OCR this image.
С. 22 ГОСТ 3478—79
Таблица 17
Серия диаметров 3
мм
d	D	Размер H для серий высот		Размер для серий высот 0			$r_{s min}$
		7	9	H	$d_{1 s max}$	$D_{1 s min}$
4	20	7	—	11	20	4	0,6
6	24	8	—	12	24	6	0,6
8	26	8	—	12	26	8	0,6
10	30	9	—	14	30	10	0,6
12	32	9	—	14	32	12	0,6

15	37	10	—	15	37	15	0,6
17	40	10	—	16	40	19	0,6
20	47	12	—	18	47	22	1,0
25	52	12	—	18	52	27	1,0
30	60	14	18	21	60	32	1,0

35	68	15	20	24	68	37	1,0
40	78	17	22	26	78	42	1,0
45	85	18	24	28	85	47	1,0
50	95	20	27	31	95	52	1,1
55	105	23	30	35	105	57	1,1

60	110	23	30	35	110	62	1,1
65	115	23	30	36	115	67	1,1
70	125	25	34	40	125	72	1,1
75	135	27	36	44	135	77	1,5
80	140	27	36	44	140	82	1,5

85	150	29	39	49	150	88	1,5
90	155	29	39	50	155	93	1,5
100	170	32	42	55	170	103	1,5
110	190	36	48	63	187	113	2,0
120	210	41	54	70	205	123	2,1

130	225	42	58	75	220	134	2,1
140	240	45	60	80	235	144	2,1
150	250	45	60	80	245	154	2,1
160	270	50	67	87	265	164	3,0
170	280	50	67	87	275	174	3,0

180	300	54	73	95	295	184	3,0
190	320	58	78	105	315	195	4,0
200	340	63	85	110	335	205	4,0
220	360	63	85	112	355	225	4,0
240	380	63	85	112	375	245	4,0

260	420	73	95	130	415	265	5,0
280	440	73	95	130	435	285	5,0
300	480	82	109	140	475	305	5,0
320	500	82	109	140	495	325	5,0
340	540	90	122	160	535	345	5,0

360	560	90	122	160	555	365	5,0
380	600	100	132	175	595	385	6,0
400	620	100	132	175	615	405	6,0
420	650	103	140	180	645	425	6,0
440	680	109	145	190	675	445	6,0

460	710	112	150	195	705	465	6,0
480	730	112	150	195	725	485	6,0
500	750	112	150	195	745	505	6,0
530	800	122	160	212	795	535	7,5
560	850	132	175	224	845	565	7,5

---

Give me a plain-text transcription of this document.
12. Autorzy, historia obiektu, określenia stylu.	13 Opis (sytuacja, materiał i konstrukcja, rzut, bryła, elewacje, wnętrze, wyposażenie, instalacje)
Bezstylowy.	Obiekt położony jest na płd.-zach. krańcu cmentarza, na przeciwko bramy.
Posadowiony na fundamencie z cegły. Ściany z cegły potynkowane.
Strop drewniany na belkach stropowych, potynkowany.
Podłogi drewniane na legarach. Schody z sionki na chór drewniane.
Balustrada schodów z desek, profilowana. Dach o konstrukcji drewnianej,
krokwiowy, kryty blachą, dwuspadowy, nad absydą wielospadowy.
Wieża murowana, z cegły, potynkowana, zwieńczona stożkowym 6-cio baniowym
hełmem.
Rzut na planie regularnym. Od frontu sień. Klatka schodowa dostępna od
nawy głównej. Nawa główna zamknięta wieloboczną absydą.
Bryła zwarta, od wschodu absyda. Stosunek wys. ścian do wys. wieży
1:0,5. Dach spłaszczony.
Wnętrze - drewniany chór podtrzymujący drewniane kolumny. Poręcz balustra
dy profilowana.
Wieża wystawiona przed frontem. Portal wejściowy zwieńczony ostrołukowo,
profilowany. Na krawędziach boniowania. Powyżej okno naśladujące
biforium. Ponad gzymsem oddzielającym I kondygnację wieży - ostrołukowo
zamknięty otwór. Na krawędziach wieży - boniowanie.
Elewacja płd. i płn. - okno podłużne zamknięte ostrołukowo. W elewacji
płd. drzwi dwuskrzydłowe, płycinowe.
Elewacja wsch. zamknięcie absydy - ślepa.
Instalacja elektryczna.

==

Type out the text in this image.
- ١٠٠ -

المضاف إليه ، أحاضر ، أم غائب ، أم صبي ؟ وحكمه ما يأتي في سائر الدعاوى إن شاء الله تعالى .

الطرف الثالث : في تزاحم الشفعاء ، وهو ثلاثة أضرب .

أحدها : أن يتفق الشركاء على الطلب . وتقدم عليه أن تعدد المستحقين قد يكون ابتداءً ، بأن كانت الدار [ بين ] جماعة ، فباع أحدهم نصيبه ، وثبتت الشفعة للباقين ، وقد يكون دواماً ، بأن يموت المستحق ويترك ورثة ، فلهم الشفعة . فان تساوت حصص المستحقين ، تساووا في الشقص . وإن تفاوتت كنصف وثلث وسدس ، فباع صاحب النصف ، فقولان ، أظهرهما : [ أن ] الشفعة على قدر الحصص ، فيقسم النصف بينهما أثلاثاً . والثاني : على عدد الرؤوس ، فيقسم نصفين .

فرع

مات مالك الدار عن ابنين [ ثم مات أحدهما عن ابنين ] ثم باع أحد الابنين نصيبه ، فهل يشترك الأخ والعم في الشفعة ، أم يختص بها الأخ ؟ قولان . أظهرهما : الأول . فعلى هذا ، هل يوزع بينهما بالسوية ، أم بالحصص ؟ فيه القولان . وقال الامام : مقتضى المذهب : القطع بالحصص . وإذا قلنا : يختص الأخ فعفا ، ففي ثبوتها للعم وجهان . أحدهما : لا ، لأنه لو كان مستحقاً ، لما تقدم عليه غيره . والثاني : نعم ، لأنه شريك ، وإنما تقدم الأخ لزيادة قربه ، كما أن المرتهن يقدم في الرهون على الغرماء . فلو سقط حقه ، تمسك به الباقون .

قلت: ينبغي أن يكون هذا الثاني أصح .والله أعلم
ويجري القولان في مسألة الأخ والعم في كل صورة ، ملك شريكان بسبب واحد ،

*WHAT TO WORK ON*.
Search the records above for the string "text". Copy every line that contains it.

*TASK OUTPUT*.
Give me a plain-text transcription of this document.
Type out the text in this image.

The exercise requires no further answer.